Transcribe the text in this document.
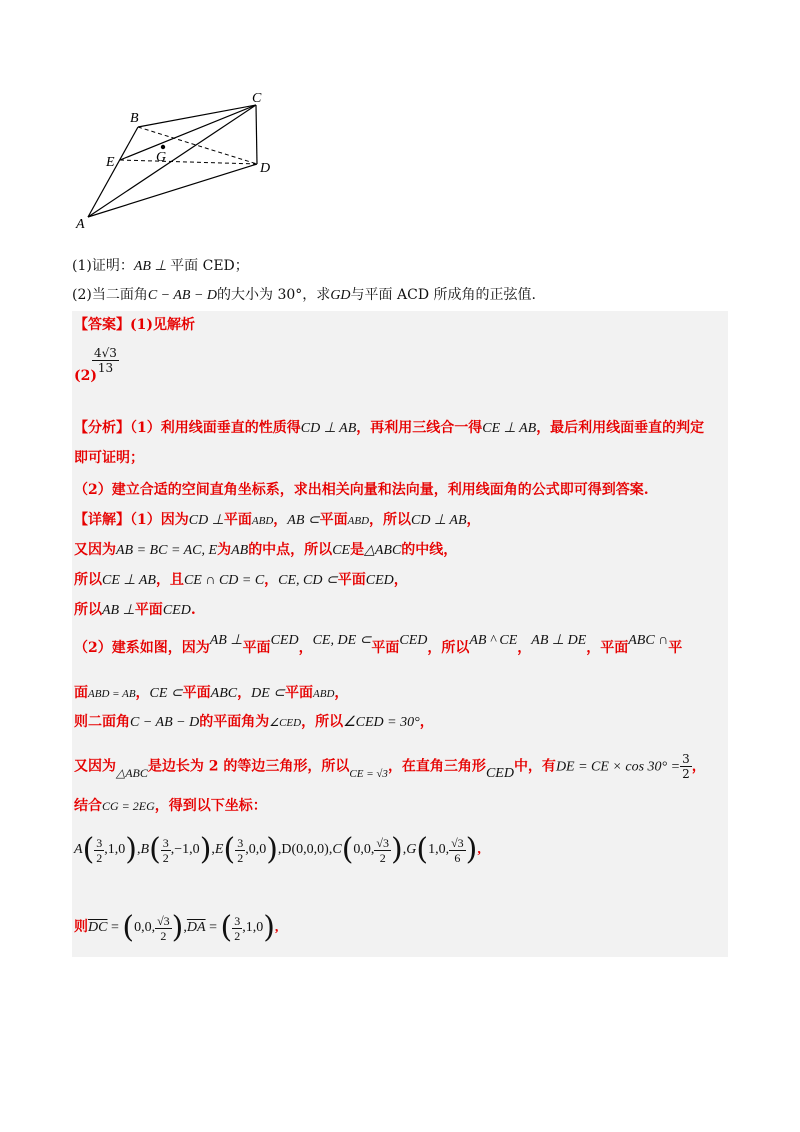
A
B
C
D
E	G
(1)证明：AB ⊥ 平面 CED；
(2)当二面角C − AB − D的大小为 30°，求GD与平面 ACD 所成角的正弦值.
【答案】(1)见解析
(2)
$\frac{4√3}{13}$
【分析】（1）利用线面垂直的性质得CD ⊥ AB，再利用三线合一得CE ⊥ AB，最后利用线面垂直的判定
即可证明；
（2）建立合适的空间直角坐标系，求出相关向量和法向量，利用线面角的公式即可得到答案.
【详解】（1）因为CD ⊥平面ABD，AB ⊂平面ABD，所以CD ⊥ AB，
又因为AB = BC = AC, E为AB的中点，所以CE是△ABC的中线，
所以CE ⊥ AB，且CE ∩ CD = C，CE, CD ⊂平面CED，
所以AB ⊥平面CED.
（2）建系如图，因为AB ⊥平面CED，CE, DE ⊂平面CED，所以AB ^ CE，AB ⊥ DE，平面ABC ∩平
面ABD = AB，CE ⊂平面ABC，DE ⊂平面ABD，
则二面角C − AB − D的平面角为∠CED，所以∠CED = 30°，
又因为△ABC是边长为 2 的等边三角形，所以$_{CE = √3}$，在直角三角形CED中，有DE = CE × $\cos 30^\circ = \frac{3}{2}$ ，
结合CG = 2EG，得到以下坐标：
$A( \frac{3}{2} ,1,0),B( \frac{3}{2} ,-1,0),E( \frac{3}{2} ,0,0),D(0,0,0),C(0,0$, $\frac{√3}{2} ),G(1,0$, $\frac{√3}{6}$ ),
则$\overline{DC} = (0,0$, $\frac{√3}{2} ),\overline{DA}$ = ( $\frac{3}{2} ,1,0$),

Exercise directions » Reproduce the full material exactly, excluding the pictures.

Solution to the problem »
Transcribe the text in this document.
A
B
C
D
E	G
(1)证明：AB ⊥ 平面 CED；
(2)当二面角C − AB − D的大小为 30°，求GD与平面 ACD 所成角的正弦值.
【答案】(1)见解析
(2)
$\frac{4√3}{13}$
【分析】（1）利用线面垂直的性质得CD ⊥ AB，再利用三线合一得CE ⊥ AB，最后利用线面垂直的判定
即可证明；
（2）建立合适的空间直角坐标系，求出相关向量和法向量，利用线面角的公式即可得到答案.
【详解】（1）因为CD ⊥平面ABD，AB ⊂平面ABD，所以CD ⊥ AB，
又因为AB = BC = AC, E为AB的中点，所以CE是△ABC的中线，
所以CE ⊥ AB，且CE ∩ CD = C，CE, CD ⊂平面CED，
所以AB ⊥平面CED.
（2）建系如图，因为AB ⊥平面CED，CE, DE ⊂平面CED，所以AB ^ CE，AB ⊥ DE，平面ABC ∩平
面ABD = AB，CE ⊂平面ABC，DE ⊂平面ABD，
则二面角C − AB − D的平面角为∠CED，所以∠CED = 30°，
又因为△ABC是边长为 2 的等边三角形，所以$_{CE = √3}$，在直角三角形CED中，有DE = CE × $\cos 30^\circ = \frac{3}{2}$ ，
结合CG = 2EG，得到以下坐标：
$A( \frac{3}{2} ,1,0),B( \frac{3}{2} ,-1,0),E( \frac{3}{2} ,0,0),D(0,0,0),C(0,0$, $\frac{√3}{2} ),G(1,0$, $\frac{√3}{6}$ ),
则$\overline{DC} = (0,0$, $\frac{√3}{2} ),\overline{DA}$ = ( $\frac{3}{2} ,1,0$),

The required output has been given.